• Data items:
========
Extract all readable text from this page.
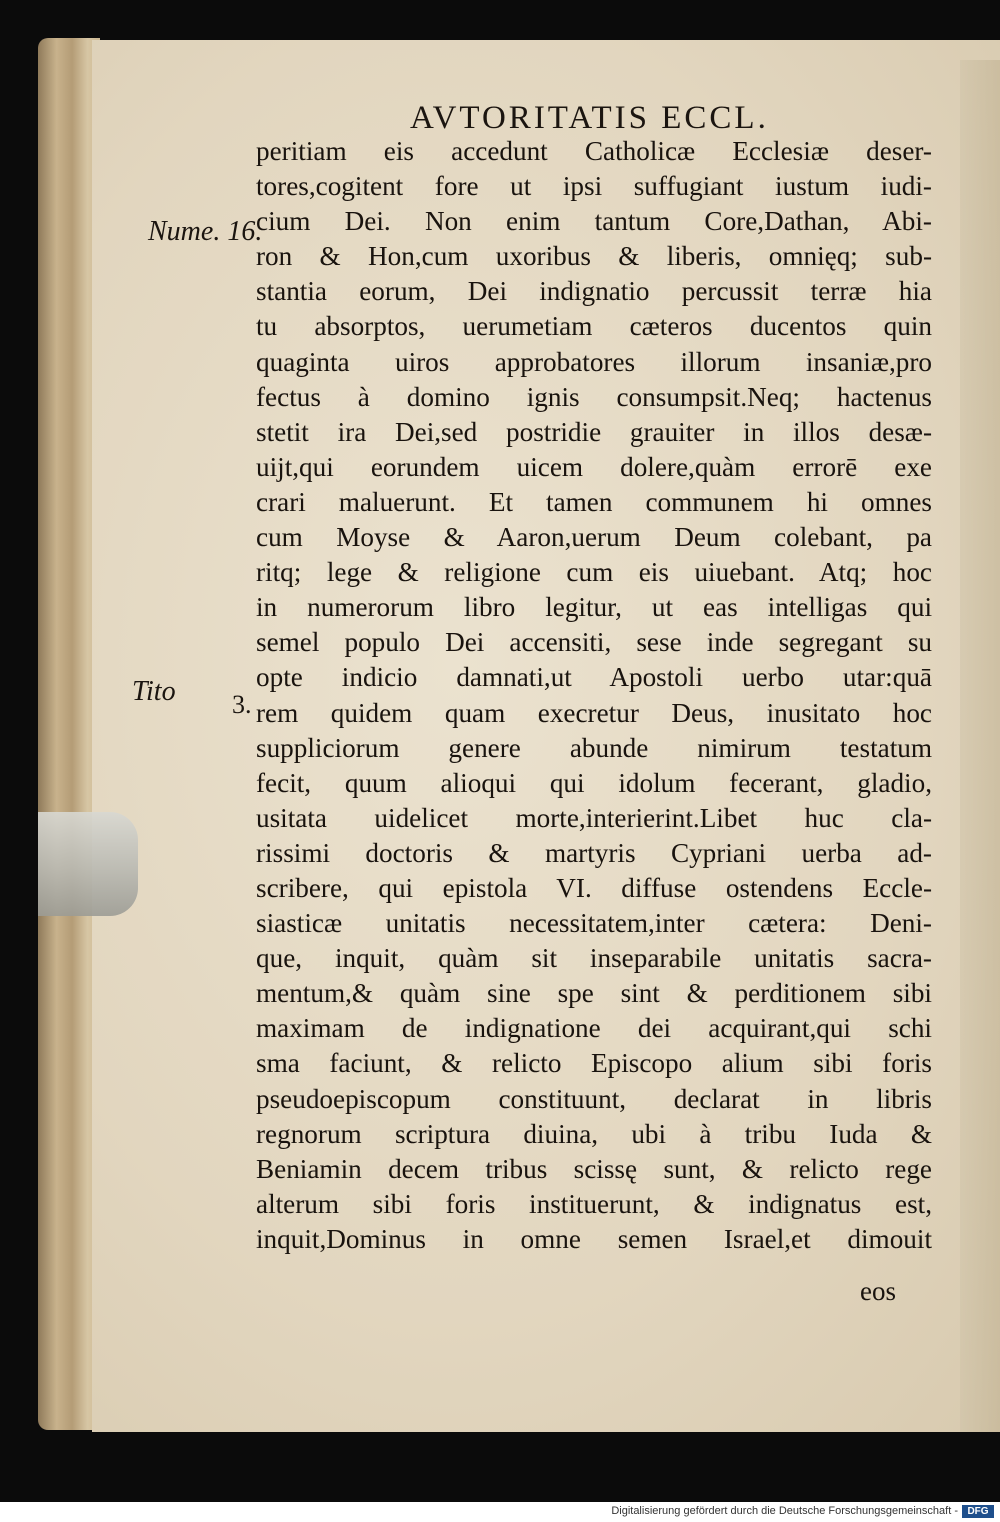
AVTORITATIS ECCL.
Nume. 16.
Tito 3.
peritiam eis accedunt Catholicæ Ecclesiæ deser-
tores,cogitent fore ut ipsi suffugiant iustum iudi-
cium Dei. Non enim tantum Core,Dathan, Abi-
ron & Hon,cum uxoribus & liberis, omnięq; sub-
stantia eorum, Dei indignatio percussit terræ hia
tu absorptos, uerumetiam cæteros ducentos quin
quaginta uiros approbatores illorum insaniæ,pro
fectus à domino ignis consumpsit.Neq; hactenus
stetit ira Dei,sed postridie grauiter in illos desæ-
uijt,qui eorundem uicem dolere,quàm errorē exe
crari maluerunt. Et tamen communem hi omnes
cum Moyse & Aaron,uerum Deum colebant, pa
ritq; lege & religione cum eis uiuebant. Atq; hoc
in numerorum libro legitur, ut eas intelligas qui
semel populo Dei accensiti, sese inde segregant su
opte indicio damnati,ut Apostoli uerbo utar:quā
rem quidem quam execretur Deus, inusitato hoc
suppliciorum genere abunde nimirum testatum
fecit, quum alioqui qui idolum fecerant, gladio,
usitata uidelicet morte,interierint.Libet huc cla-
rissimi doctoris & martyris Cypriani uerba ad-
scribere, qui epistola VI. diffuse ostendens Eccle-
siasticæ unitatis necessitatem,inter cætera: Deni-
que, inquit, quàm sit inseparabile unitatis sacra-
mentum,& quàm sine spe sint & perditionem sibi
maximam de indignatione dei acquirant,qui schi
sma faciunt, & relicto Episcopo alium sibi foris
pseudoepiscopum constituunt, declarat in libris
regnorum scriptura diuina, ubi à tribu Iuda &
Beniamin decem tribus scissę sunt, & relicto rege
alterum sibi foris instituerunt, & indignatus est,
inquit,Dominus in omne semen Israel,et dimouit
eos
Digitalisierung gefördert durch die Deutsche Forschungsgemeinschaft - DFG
========
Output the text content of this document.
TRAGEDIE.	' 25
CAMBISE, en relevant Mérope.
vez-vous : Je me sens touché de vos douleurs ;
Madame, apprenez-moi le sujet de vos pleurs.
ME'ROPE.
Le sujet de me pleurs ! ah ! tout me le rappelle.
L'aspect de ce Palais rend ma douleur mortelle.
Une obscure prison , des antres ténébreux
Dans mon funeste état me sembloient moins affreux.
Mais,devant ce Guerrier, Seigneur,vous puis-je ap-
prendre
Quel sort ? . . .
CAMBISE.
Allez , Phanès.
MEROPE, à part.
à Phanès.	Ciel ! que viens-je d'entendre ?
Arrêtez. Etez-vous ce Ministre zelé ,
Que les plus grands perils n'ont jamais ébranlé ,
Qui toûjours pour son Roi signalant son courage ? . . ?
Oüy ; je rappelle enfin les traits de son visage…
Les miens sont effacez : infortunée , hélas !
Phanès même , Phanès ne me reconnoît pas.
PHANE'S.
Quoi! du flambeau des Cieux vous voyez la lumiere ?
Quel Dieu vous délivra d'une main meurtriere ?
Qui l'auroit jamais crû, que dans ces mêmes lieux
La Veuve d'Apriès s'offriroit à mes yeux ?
========
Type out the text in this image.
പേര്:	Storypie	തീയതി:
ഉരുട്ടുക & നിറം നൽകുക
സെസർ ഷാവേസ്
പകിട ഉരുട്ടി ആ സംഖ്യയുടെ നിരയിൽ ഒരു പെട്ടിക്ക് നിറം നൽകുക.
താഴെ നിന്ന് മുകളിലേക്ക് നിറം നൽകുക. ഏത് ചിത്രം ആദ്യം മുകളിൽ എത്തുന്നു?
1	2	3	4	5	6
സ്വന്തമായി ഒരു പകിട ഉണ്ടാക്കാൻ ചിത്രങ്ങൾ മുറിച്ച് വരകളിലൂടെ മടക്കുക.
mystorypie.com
========
• Instructions to follow: Look through the records and gather each line with the word "sujet".

• Result of this task:
Madame, apprenez-moi le sujet de vos pleurs.
Le sujet de me pleurs ! ah ! tout me le rappelle.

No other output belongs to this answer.